● About this exercise
In the discussion of npm supply chain attacks, which small dependency was the CI build failure traced to? Please answer in a few words.

● Source passage
══════
Contrary to what you are implying, this is not a simple problem with straight-forward solutions. The security model has been highly reliant on the role of gatekeepers, both in producer and consumer sides. However, the last batch of popular supply chain attacks circumvented the only failsafe in place. Beyond this point, you just have a module that runs unspecified code, just like any other module.

The latest incident was detected first by an individual researcher (haven't verified this myself, but trusting you here) -- or maybe s/he was just the fastest reporter in the west. Even simple heuristics like the sudden addition of high-entropy code would have caught the most recent attacks, and obviously there are much better methods too.
In the case of the chalk/debug etc hack, the first detection seemed to come from a CI build failure it caused: https://jdstaerk.substack.com/p/we-just-found-malicious-code...

> It started with a cryptic build failure in our CI/CD pipeline, which my colleague noticed

> This seemingly minor error was the first sign of a sophisticated supply chain attack. We traced the failure to a small dependency, error-ex. Our package-lock.json specified the stable version 1.3.2 or newer, so it installed the latest version 1.3.3, which got published just a few minutes earlier.

> Our package-lock.json specified the stable version 1.3.2 or newer

Is that possible? I thought the lock files restricted to a specific version with an integrity check hash. Is it possible that it would install a newer version which doesn't match the hash in the lock file? Do they just mean package.json here?

If they were for some reason doing `npm install` rather than `npm ci`, then `npm install` does update packages in the lock file. Personally I always found that confusing, and yarn/pnpm don't behave that way. I think most people do `npm ci` in CI, unless they are using CI to specifically test if `npm install` still works, which I guess maybe would be a good idea if you use npm since it doesn't like obeying the lock file.
How does this get repeated over and over, when it's simply not true? At least not anymore. npm install will only update the lockfile if you make changes to your package.json. Otherwise, it will install the versions from the lockfile.
Since nobody else answers your question:

> Do they just mean package.json here?

Yes, most likely. A package-lock.json always specifies an exact version with hash and not a "version X or newer".

> Is that possible?

This comes up every time npm install is discussed. Yes, npm install will "ignore" your lockfile and install the latest dependancies it can that satisfy the constraints of your package.json. Yes, you should use npm clean-install. One shortcoming is the implementation insists on deleteing the entire node_modules folder, so package installs can actually take quite a bit of time, even when all the packages are being served from the npm disk cache: https://github.com/npm/cli/issues/564

If only there was a high-ranking official at Microsoft, who could prioritize security[1]! /s

[1] https://blogs.microsoft.com/blog/2024/05/03/prioritizing-sec...
══════
● Material shown
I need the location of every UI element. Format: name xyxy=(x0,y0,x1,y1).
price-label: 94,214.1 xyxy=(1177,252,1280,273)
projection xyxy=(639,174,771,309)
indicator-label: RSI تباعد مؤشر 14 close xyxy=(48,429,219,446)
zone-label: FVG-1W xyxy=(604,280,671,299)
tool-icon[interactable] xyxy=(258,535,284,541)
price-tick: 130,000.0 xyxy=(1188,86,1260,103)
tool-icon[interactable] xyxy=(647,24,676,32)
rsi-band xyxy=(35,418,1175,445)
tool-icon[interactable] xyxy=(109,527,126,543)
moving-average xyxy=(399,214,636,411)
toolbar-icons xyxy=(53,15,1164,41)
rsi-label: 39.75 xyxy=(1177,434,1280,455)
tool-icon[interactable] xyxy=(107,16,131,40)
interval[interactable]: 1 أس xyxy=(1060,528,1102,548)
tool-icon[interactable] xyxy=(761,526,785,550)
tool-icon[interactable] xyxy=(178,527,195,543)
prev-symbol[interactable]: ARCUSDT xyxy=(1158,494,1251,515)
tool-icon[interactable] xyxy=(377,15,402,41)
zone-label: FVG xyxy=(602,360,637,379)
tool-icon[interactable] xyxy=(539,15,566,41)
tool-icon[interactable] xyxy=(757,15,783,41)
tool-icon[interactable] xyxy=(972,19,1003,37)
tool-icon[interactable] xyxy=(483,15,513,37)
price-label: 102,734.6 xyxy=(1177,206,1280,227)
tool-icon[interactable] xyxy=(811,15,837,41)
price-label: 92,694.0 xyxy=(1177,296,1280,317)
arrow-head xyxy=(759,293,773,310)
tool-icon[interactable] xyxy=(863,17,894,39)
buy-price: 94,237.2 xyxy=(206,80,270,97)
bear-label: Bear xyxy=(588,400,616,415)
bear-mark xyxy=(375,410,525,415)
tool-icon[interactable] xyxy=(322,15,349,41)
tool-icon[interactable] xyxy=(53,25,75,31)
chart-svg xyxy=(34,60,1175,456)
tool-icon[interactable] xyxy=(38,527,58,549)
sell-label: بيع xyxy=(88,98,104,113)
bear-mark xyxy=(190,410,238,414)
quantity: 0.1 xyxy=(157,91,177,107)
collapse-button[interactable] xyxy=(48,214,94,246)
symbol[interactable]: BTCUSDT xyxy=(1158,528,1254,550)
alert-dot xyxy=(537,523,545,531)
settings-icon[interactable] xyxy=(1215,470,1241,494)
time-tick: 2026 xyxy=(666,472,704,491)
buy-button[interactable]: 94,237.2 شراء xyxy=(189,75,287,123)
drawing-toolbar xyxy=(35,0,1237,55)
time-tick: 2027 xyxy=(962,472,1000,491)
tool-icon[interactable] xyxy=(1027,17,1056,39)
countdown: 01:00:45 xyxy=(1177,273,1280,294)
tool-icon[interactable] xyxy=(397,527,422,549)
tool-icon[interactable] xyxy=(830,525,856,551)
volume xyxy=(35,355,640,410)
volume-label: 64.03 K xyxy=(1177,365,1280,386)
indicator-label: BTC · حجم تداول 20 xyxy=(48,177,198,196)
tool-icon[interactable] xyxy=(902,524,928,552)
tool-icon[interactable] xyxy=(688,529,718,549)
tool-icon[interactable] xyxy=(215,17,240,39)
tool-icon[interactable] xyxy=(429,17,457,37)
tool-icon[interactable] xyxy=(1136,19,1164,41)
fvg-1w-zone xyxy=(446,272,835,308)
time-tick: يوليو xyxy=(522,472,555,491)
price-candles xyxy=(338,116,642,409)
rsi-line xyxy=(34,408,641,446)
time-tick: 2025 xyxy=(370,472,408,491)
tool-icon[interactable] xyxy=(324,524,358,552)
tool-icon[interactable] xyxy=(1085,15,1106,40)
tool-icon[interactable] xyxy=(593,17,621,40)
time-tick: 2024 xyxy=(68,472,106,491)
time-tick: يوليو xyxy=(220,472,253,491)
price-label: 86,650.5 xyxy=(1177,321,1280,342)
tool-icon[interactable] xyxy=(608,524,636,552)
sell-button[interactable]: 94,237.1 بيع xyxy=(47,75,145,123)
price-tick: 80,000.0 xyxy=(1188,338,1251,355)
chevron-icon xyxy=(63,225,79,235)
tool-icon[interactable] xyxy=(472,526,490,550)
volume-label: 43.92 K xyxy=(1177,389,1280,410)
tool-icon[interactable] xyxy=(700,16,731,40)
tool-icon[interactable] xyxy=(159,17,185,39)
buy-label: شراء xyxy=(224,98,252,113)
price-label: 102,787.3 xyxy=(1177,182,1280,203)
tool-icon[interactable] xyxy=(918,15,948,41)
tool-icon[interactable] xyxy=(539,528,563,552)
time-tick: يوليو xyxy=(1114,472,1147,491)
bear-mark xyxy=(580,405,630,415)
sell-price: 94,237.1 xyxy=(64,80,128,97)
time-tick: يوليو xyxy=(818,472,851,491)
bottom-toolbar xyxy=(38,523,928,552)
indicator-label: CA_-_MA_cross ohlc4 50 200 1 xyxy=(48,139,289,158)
══════
● Written response
error-ex